WORK TO BE COMPLETED.
Search the data for the word "GLOBSNOW" and copy every line where it occurs.

DATA IN THIS EXERCISE.
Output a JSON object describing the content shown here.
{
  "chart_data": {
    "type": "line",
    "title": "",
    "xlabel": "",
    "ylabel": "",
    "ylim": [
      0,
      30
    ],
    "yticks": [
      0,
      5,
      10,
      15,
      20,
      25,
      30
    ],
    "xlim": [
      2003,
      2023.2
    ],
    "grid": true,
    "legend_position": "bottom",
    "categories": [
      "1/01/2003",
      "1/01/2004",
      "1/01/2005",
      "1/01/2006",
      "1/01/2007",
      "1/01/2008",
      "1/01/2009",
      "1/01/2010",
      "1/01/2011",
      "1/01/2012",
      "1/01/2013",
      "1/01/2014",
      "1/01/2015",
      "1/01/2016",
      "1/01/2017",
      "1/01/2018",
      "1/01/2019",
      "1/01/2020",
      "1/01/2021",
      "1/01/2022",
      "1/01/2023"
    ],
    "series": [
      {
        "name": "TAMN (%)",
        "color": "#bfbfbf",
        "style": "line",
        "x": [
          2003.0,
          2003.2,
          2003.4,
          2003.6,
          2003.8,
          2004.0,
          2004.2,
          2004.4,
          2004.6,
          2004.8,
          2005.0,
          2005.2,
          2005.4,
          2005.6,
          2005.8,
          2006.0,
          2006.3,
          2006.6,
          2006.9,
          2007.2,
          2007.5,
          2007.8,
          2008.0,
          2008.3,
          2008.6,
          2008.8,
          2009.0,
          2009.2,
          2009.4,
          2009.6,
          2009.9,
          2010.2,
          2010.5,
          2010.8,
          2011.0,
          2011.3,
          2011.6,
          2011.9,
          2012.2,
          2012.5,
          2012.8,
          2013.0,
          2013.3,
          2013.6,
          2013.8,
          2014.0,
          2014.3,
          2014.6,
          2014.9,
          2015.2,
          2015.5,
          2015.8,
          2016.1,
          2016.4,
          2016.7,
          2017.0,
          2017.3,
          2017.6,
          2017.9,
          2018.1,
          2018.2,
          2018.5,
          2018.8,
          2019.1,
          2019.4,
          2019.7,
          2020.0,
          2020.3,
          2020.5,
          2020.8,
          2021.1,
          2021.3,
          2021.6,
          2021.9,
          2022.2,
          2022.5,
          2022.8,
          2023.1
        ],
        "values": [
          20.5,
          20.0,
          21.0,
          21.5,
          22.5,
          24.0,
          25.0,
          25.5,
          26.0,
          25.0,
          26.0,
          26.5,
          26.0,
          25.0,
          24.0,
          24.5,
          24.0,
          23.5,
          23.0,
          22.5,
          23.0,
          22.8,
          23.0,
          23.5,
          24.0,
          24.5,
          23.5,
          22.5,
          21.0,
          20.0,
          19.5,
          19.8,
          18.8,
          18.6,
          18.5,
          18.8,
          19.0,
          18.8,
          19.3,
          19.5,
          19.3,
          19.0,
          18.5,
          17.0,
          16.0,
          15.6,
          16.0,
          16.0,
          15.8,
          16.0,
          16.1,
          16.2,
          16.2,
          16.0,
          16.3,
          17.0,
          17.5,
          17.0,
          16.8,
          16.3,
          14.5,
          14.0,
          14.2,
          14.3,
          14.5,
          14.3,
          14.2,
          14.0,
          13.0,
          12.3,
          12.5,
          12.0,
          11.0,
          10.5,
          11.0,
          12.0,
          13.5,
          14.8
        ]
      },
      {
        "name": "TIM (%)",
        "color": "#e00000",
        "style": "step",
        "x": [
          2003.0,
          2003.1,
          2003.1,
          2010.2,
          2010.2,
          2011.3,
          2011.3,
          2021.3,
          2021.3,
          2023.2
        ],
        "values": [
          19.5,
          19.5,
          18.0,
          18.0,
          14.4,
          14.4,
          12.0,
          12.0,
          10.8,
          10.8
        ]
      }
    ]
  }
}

---

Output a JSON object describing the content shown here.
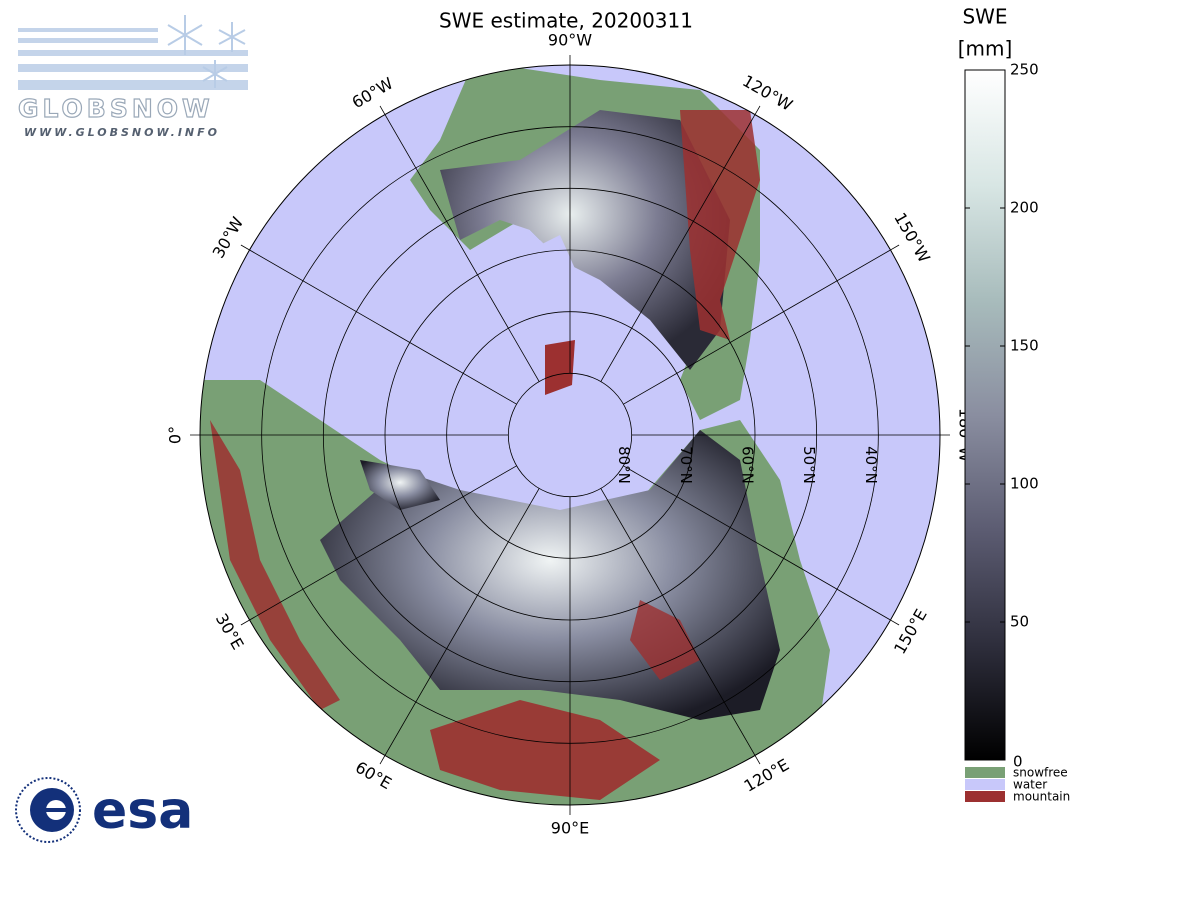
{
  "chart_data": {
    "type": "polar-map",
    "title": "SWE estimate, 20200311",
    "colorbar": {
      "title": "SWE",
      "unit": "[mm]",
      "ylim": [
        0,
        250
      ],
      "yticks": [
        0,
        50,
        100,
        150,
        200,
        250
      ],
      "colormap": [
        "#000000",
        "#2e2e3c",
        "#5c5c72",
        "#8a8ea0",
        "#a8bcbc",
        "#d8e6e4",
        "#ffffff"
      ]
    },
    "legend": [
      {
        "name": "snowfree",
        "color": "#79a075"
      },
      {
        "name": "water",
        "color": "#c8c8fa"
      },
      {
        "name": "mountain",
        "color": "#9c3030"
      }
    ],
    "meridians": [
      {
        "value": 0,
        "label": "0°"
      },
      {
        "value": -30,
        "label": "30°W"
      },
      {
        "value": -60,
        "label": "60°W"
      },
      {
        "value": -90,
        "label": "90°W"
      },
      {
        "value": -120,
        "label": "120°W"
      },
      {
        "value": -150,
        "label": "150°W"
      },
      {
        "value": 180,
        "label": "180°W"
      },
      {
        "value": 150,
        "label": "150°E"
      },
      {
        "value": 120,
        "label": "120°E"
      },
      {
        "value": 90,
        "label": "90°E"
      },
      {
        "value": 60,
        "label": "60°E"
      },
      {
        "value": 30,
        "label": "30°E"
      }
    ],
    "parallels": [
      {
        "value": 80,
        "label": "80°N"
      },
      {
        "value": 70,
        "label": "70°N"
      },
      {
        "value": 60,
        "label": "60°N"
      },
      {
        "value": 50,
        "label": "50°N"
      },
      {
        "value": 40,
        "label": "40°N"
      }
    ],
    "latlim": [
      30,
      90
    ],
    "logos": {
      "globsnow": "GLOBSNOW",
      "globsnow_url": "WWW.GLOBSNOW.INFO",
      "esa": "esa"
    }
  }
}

ANSWER TO THIS TASK.
      "globsnow": "GLOBSNOW",
      "globsnow_url": "WWW.GLOBSNOW.INFO",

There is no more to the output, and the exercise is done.